• _TASK GOAL_
Retype each line exactly. Skip images.

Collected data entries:
☆ ☆ ☆

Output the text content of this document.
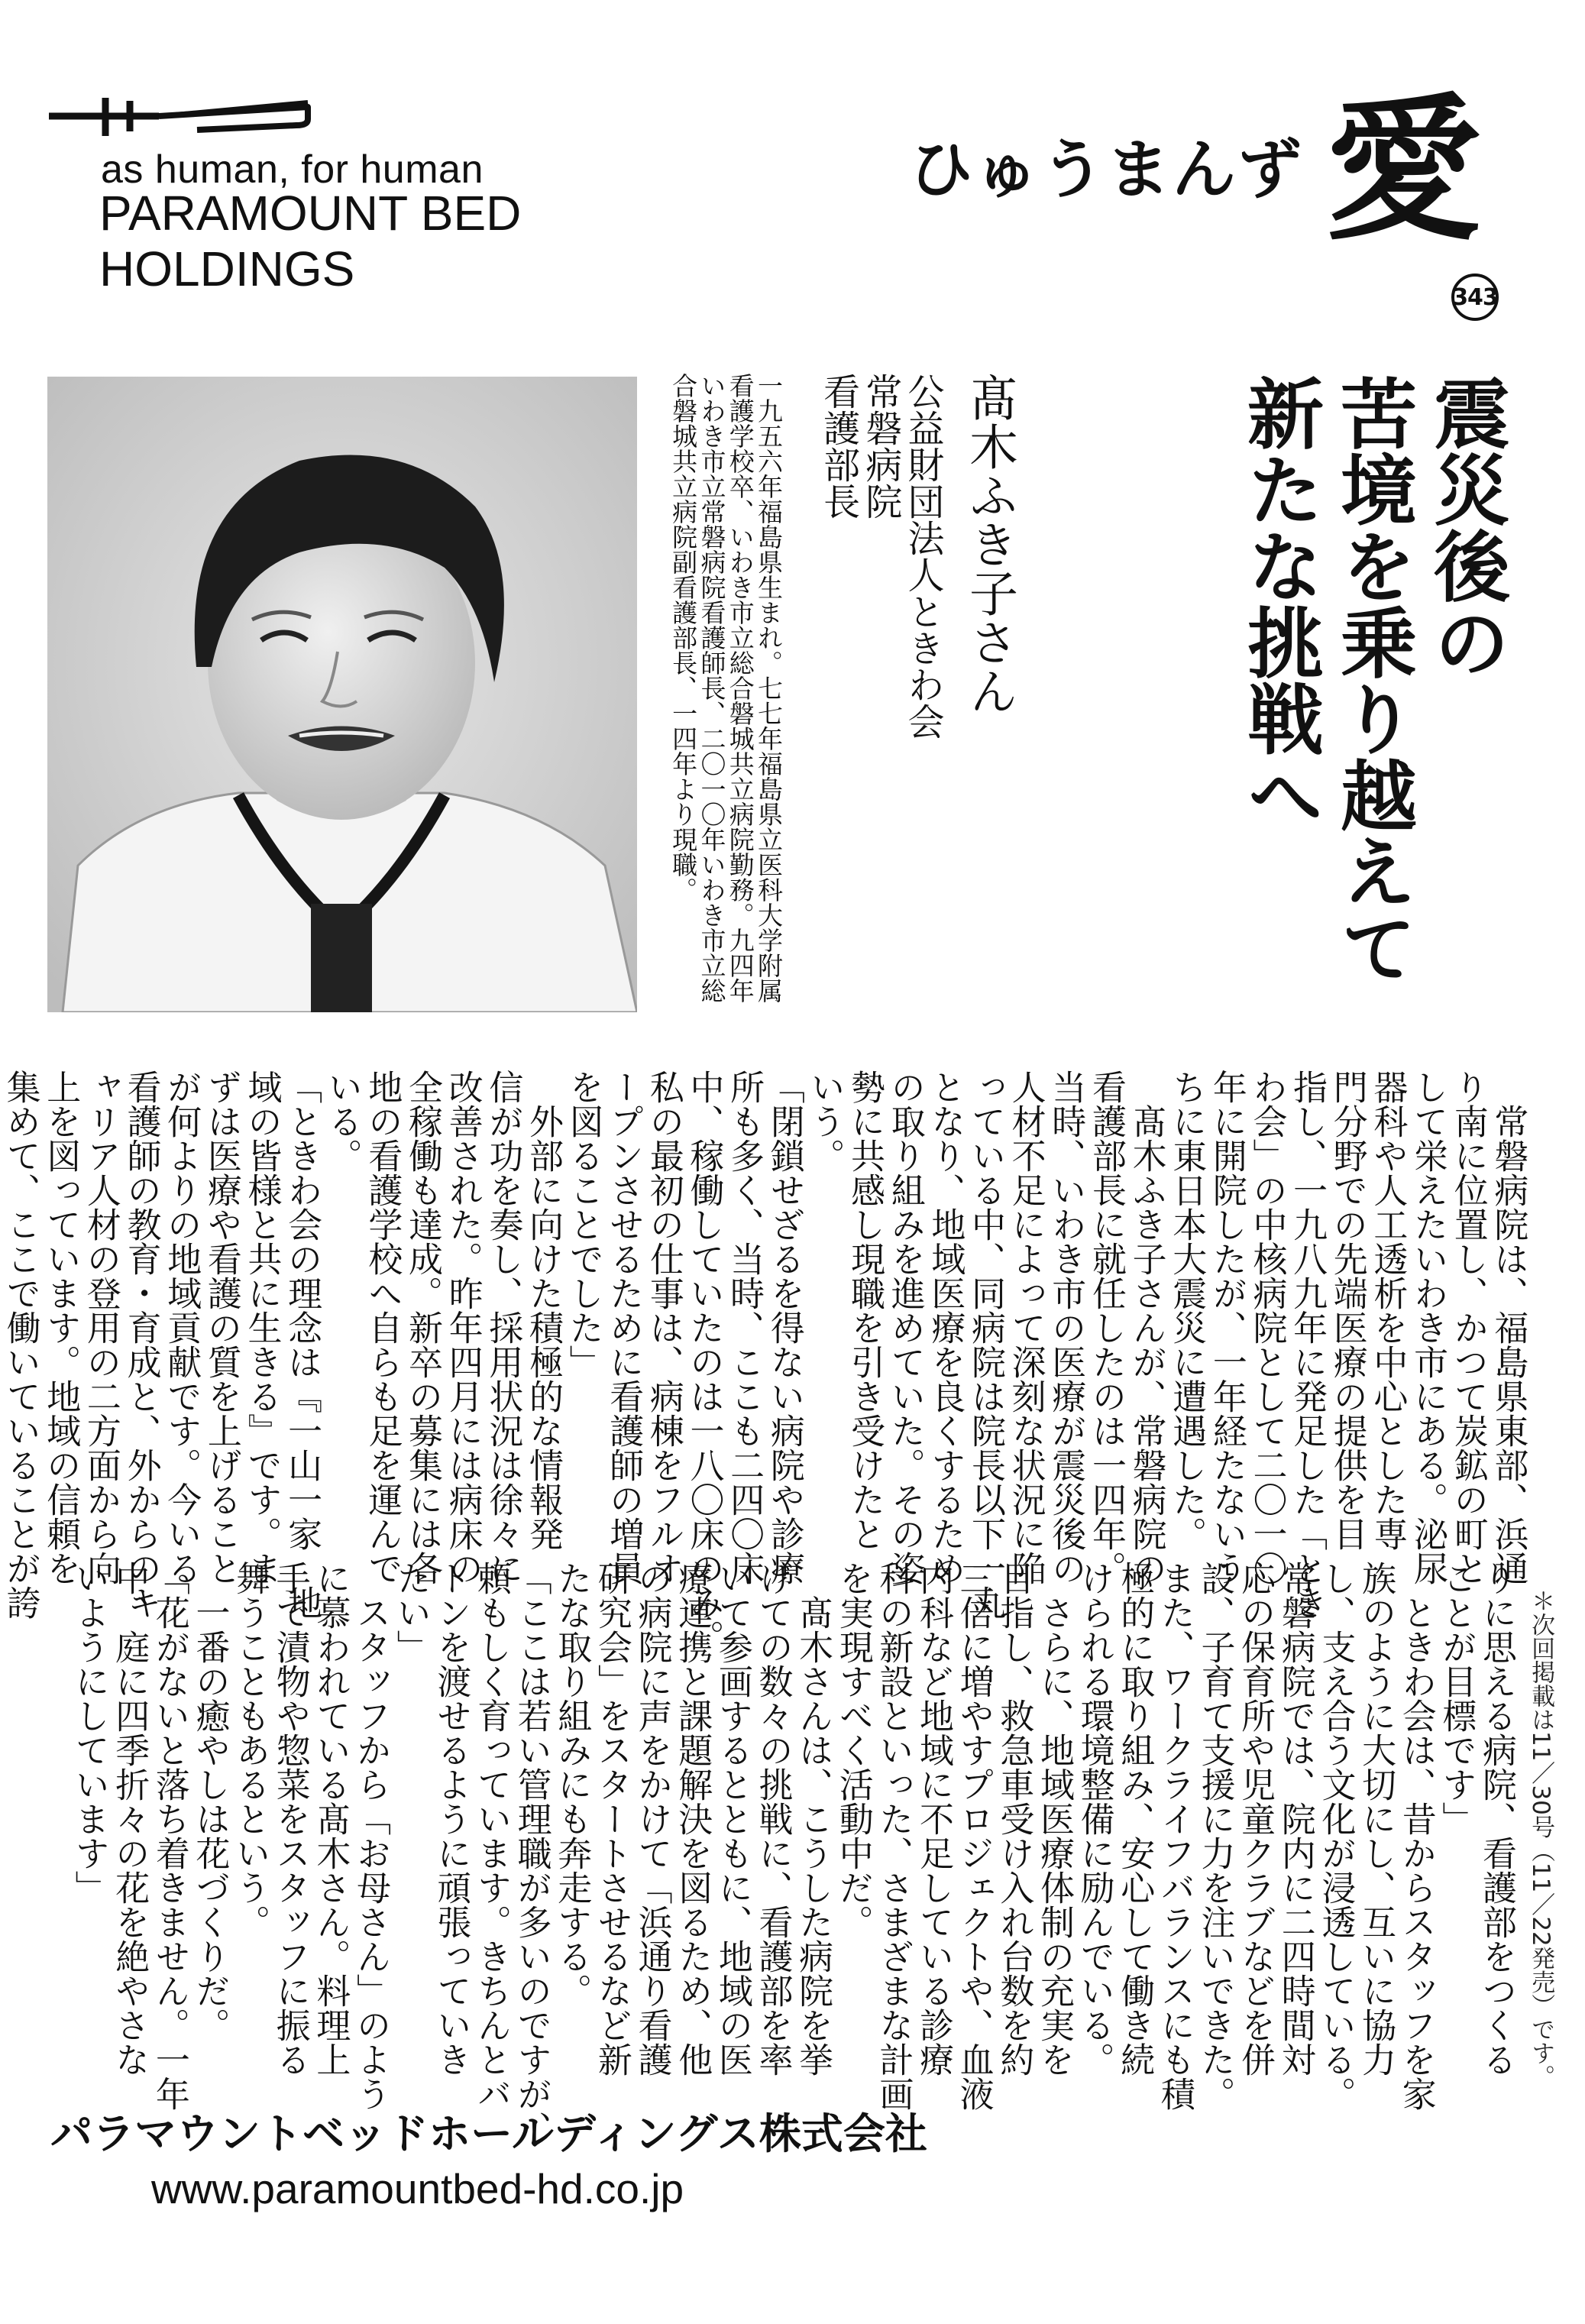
as human, for human
PARAMOUNT BED
HOLDINGS
ひゅうまんず 愛
343
震災後の
苦境を乗り越えて
新たな挑戦へ
髙木ふき子さん
公益財団法人ときわ会
常磐病院
看護部長
一九五六年福島県生まれ。七七年福島県立医科大学附属
看護学校卒、いわき市立総合磐城共立病院勤務。九四年
いわき市立常磐病院看護師長、二〇一〇年いわき市立総
合磐城共立病院副看護部長、一四年より現職。
　常磐病院は、福島県東部、浜通
り南に位置し、かつて炭鉱の町と
して栄えたいわき市にある。泌尿
器科や人工透析を中心とした専
門分野での先端医療の提供を目
指し、一九八九年に発足した「とき
わ会」の中核病院として二〇一〇
年に開院したが、一年経たないう
ちに東日本大震災に遭遇した。
　髙木ふき子さんが、常磐病院の
看護部長に就任したのは一四年。
当時、いわき市の医療が震災後の
人材不足によって深刻な状況に陥
っている中、同病院は院長以下一丸
となり、地域医療を良くするため
の取り組みを進めていた。その姿
勢に共感し現職を引き受けたと
いう。
「閉鎖せざるを得ない病院や診療
所も多く、当時、ここも二四〇床
中、稼働していたのは一八〇床のみ。
私の最初の仕事は、病棟をフルオ
ープンさせるために看護師の増員
を図ることでした」
　外部に向けた積極的な情報発
信が功を奏し、採用状況は徐々に
改善された。昨年四月には病床の
全稼働も達成。新卒の募集には各
地の看護学校へ自らも足を運んで
いる。
「ときわ会の理念は『一山一家　地
域の皆様と共に生きる』です。ま
ずは医療や看護の質を上げること
が何よりの地域貢献です。今いる
看護師の教育・育成と、外からのキ
ャリア人材の登用の二方面から向
上を図っています。地域の信頼を
集めて、ここで働いていることが誇
りに思える病院、看護部をつくる
ことが目標です」
　ときわ会は、昔からスタッフを家
族のように大切にし、互いに協力
し、支え合う文化が浸透している。
常磐病院では、院内に二四時間対
応の保育所や児童クラブなどを併
設、子育て支援に力を注いできた。
また、ワークライフバランスにも積
極的に取り組み、安心して働き続
けられる環境整備に励んでいる。
　さらに、地域医療体制の充実を
目指し、救急車受け入れ台数を約
三倍に増やすプロジェクトや、血液
内科など地域に不足している診療
科の新設といった、さまざまな計画
を実現すべく活動中だ。
　髙木さんは、こうした病院を挙
げての数々の挑戦に、看護部を率
いて参画するとともに、地域の医
療連携と課題解決を図るため、他
の病院に声をかけて「浜通り看護
研究会」をスタートさせるなど新
たな取り組みにも奔走する。
「ここは若い管理職が多いのですが、
頼もしく育っています。きちんとバ
トンを渡せるように頑張っていき
たい」
　スタッフから「お母さん」のよう
に慕われている髙木さん。料理上
手で漬物や惣菜をスタッフに振る
舞うこともあるという。
　一番の癒やしは花づくりだ。
「花がないと落ち着きません。一年
中、庭に四季折々の花を絶やさな
いようにしています」	＊次回掲載は11／30号（11／22発売）です。
パラマウントベッドホールディングス株式会社
www.paramountbed-hd.co.jp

☆ ☆ ☆

• _OUTPUT OF THE EXERCISE_
Output the text content of this document.
as human, for human
PARAMOUNT BED
HOLDINGS
ひゅうまんず 愛
343
震災後の
苦境を乗り越えて
新たな挑戦へ
髙木ふき子さん
公益財団法人ときわ会
常磐病院
看護部長
一九五六年福島県生まれ。七七年福島県立医科大学附属
看護学校卒、いわき市立総合磐城共立病院勤務。九四年
いわき市立常磐病院看護師長、二〇一〇年いわき市立総
合磐城共立病院副看護部長、一四年より現職。
　常磐病院は、福島県東部、浜通
り南に位置し、かつて炭鉱の町と
して栄えたいわき市にある。泌尿
器科や人工透析を中心とした専
門分野での先端医療の提供を目
指し、一九八九年に発足した「とき
わ会」の中核病院として二〇一〇
年に開院したが、一年経たないう
ちに東日本大震災に遭遇した。
　髙木ふき子さんが、常磐病院の
看護部長に就任したのは一四年。
当時、いわき市の医療が震災後の
人材不足によって深刻な状況に陥
っている中、同病院は院長以下一丸
となり、地域医療を良くするため
の取り組みを進めていた。その姿
勢に共感し現職を引き受けたと
いう。
「閉鎖せざるを得ない病院や診療
所も多く、当時、ここも二四〇床
中、稼働していたのは一八〇床のみ。
私の最初の仕事は、病棟をフルオ
ープンさせるために看護師の増員
を図ることでした」
　外部に向けた積極的な情報発
信が功を奏し、採用状況は徐々に
改善された。昨年四月には病床の
全稼働も達成。新卒の募集には各
地の看護学校へ自らも足を運んで
いる。
「ときわ会の理念は『一山一家　地
域の皆様と共に生きる』です。ま
ずは医療や看護の質を上げること
が何よりの地域貢献です。今いる
看護師の教育・育成と、外からのキ
ャリア人材の登用の二方面から向
上を図っています。地域の信頼を
集めて、ここで働いていることが誇
りに思える病院、看護部をつくる
ことが目標です」
　ときわ会は、昔からスタッフを家
族のように大切にし、互いに協力
し、支え合う文化が浸透している。
常磐病院では、院内に二四時間対
応の保育所や児童クラブなどを併
設、子育て支援に力を注いできた。
また、ワークライフバランスにも積
極的に取り組み、安心して働き続
けられる環境整備に励んでいる。
　さらに、地域医療体制の充実を
目指し、救急車受け入れ台数を約
三倍に増やすプロジェクトや、血液
内科など地域に不足している診療
科の新設といった、さまざまな計画
を実現すべく活動中だ。
　髙木さんは、こうした病院を挙
げての数々の挑戦に、看護部を率
いて参画するとともに、地域の医
療連携と課題解決を図るため、他
の病院に声をかけて「浜通り看護
研究会」をスタートさせるなど新
たな取り組みにも奔走する。
「ここは若い管理職が多いのですが、
頼もしく育っています。きちんとバ
トンを渡せるように頑張っていき
たい」
　スタッフから「お母さん」のよう
に慕われている髙木さん。料理上
手で漬物や惣菜をスタッフに振る
舞うこともあるという。
　一番の癒やしは花づくりだ。
「花がないと落ち着きません。一年
中、庭に四季折々の花を絶やさな
いようにしています」	＊次回掲載は11／30号（11／22発売）です。
パラマウントベッドホールディングス株式会社
www.paramountbed-hd.co.jp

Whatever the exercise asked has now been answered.